**What the task asks**
Give the number of lines in the data that hold the word "stripes", and nothing else.

**Source records**
☆ ☆ ☆ ☆ ☆ ☆ ☆

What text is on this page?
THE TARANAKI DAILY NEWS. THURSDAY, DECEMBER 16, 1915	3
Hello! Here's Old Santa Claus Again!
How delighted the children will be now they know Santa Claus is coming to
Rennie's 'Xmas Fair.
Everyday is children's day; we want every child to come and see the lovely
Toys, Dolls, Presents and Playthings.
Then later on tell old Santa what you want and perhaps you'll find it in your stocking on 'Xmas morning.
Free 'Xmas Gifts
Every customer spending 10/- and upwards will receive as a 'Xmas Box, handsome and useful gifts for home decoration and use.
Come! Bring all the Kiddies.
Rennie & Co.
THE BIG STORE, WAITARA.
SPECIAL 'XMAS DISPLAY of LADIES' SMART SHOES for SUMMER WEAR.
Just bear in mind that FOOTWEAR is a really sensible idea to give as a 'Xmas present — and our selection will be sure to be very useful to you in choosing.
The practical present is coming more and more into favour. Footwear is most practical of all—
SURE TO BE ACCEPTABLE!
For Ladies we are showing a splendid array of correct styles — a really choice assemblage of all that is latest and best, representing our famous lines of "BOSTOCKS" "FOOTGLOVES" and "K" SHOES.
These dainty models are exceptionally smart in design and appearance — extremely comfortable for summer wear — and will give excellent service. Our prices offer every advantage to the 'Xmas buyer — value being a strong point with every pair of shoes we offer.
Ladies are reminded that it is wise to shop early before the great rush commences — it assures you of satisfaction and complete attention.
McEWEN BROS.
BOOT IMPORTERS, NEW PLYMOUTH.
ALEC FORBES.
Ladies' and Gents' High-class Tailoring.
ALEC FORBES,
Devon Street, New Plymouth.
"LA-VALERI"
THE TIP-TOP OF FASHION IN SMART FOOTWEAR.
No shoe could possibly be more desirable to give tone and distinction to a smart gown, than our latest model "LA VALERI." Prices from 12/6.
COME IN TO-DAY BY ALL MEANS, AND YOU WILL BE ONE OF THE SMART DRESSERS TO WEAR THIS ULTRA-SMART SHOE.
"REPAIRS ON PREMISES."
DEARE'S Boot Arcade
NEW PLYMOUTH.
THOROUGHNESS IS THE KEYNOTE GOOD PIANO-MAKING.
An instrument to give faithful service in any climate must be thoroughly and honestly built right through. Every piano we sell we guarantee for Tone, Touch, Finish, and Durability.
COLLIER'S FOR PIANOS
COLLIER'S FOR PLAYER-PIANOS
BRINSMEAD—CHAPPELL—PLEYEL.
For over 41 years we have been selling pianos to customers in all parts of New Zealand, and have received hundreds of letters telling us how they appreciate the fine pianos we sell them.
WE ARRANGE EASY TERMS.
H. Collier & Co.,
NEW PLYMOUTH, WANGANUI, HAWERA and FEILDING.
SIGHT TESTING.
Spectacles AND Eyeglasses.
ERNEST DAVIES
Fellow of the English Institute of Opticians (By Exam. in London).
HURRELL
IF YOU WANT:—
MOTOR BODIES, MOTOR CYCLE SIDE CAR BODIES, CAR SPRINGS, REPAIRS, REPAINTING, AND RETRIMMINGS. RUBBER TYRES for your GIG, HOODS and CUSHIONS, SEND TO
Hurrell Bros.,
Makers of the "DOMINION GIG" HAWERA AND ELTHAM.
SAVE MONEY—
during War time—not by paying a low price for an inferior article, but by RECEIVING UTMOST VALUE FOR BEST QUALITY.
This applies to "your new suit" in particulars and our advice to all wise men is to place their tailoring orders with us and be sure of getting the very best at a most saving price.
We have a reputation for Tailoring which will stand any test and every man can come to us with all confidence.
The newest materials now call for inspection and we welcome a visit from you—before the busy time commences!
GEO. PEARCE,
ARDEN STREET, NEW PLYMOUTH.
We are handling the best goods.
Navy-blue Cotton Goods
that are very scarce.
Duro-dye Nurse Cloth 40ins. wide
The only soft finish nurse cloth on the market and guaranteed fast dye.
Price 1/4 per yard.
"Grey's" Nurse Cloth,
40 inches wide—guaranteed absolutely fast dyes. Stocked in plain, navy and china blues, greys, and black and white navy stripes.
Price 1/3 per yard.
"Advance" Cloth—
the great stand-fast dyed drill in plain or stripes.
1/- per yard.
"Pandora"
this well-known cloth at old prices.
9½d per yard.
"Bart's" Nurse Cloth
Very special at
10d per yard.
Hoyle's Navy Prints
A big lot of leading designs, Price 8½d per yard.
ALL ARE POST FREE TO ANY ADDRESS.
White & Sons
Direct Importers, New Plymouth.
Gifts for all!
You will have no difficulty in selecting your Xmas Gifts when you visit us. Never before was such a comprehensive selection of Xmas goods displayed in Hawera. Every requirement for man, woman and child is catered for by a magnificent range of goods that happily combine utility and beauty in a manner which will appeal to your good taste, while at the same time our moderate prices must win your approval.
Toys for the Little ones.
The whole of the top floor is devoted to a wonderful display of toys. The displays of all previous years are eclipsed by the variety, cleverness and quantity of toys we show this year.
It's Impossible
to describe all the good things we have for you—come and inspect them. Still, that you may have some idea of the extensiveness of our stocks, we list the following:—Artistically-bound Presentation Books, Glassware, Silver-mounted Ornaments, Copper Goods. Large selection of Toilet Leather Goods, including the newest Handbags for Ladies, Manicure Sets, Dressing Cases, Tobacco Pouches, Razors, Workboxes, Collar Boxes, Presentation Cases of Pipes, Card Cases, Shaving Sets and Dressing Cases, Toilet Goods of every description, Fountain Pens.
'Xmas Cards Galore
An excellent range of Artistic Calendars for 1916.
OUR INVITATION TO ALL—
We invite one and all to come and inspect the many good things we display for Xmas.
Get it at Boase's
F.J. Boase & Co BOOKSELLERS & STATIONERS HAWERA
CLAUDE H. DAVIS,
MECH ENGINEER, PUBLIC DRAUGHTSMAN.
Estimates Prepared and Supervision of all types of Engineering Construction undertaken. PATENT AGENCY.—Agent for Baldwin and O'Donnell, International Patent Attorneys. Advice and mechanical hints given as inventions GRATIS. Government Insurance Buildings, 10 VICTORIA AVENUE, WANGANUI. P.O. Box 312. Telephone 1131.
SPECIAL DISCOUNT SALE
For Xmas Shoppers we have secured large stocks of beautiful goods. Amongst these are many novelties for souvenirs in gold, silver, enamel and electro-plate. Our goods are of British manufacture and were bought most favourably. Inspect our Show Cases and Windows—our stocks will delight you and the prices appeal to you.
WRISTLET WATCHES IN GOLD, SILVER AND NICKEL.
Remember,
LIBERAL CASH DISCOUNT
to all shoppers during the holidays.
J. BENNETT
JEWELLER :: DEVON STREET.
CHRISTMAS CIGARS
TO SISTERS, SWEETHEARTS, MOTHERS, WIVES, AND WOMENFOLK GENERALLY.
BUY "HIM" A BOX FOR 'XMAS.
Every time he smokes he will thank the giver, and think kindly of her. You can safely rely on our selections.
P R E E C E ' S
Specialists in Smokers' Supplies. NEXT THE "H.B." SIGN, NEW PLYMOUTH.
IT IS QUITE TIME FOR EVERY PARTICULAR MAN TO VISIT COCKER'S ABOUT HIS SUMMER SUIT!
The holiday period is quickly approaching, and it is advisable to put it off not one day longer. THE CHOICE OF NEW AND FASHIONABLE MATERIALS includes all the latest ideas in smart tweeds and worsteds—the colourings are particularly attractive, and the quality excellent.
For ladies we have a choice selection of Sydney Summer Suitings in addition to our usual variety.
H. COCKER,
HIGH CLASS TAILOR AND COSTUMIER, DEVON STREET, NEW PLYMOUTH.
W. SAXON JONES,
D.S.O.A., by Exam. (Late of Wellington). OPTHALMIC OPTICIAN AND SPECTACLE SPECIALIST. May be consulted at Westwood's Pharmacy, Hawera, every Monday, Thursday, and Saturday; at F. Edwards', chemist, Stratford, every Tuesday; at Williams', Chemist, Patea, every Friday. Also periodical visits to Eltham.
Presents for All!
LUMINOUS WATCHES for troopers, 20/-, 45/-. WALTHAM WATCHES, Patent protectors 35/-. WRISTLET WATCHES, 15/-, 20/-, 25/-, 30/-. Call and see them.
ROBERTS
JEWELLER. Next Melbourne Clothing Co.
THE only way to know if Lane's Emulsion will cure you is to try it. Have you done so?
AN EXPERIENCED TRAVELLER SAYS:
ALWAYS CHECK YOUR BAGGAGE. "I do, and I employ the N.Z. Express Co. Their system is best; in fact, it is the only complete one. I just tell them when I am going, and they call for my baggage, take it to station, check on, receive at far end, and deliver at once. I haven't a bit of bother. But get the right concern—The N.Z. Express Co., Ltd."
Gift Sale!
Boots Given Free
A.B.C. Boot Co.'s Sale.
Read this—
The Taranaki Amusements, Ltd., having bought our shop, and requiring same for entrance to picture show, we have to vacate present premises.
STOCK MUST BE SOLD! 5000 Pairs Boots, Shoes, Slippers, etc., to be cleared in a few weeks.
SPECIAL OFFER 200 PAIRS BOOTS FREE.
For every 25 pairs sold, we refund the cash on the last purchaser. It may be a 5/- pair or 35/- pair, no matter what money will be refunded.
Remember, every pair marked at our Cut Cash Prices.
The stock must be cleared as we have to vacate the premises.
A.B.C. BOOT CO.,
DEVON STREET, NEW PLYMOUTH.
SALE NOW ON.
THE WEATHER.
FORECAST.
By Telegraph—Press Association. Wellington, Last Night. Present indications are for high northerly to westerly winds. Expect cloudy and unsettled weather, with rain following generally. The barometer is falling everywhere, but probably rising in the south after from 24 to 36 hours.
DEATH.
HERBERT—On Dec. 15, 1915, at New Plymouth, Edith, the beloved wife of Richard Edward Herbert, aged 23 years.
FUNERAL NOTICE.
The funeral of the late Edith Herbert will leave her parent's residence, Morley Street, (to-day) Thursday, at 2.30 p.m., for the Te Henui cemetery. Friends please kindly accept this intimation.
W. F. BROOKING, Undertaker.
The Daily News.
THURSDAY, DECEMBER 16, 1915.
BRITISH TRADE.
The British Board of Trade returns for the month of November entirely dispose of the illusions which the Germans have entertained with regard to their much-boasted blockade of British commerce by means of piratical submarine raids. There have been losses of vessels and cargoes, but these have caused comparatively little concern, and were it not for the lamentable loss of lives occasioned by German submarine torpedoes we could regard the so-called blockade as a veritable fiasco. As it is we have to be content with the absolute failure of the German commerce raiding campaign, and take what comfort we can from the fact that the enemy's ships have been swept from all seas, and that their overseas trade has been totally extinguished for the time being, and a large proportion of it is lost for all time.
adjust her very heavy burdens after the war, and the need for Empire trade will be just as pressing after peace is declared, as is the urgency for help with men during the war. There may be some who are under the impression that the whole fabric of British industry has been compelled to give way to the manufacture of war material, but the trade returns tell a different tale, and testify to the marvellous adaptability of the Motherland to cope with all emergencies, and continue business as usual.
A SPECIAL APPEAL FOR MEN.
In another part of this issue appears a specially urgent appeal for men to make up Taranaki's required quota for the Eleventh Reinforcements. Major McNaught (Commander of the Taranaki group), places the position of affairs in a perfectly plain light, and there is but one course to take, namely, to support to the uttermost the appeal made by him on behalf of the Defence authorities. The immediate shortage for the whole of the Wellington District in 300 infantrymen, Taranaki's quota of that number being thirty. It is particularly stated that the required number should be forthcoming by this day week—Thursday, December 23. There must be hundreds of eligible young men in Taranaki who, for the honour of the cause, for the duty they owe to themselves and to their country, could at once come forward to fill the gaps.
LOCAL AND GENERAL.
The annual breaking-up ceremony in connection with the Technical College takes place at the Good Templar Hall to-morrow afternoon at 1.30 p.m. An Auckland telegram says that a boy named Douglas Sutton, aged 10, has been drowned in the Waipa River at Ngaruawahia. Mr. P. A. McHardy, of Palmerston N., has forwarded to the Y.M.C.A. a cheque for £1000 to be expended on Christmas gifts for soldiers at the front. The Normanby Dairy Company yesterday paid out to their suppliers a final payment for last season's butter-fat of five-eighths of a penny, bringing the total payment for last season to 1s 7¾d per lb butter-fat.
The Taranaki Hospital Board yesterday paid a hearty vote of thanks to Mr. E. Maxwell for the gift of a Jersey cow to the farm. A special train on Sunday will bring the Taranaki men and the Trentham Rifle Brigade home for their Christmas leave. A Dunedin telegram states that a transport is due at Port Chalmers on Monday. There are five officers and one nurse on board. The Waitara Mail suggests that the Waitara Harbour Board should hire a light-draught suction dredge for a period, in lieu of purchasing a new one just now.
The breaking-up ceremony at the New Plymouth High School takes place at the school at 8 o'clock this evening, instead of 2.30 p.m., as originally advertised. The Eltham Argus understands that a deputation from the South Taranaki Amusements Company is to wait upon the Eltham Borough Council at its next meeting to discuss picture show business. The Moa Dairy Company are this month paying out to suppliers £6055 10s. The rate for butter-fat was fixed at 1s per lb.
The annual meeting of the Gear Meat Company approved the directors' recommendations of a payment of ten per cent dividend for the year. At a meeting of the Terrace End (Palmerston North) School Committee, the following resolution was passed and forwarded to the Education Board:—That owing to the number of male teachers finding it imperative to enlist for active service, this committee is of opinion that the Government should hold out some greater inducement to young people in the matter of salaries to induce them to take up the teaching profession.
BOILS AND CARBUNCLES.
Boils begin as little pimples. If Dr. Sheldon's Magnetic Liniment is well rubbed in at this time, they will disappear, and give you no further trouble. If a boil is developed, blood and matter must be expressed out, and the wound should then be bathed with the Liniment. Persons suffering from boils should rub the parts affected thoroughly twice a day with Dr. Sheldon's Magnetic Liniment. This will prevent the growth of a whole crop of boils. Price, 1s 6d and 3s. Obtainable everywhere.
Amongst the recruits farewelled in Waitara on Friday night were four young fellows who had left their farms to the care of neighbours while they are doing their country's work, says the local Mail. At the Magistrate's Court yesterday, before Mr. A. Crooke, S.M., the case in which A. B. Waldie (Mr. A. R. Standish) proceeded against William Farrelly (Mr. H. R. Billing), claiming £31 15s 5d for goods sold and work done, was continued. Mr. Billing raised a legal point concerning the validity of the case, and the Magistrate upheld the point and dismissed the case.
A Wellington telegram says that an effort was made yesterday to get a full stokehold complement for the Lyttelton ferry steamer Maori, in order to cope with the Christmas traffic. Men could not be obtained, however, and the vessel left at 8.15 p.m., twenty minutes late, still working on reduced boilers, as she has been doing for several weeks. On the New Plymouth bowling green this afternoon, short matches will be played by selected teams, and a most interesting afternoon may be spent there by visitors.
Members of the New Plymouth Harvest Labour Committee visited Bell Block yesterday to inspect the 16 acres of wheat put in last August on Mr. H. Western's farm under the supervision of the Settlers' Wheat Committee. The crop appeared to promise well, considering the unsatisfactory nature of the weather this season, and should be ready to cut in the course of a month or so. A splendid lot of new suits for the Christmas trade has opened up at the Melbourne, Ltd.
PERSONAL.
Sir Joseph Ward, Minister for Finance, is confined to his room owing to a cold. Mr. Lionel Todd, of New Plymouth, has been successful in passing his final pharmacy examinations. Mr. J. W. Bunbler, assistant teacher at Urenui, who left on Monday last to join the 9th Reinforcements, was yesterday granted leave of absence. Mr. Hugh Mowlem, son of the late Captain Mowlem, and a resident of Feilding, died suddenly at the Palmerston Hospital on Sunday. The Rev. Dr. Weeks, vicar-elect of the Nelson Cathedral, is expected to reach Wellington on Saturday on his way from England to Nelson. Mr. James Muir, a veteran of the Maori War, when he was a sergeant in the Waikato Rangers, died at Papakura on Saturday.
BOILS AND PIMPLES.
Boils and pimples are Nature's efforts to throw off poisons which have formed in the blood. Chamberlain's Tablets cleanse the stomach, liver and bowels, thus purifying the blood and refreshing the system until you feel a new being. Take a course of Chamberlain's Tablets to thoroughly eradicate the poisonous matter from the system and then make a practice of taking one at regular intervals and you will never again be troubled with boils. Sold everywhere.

☆ ☆ ☆ ☆ ☆ ☆ ☆

**Finished exercise**
2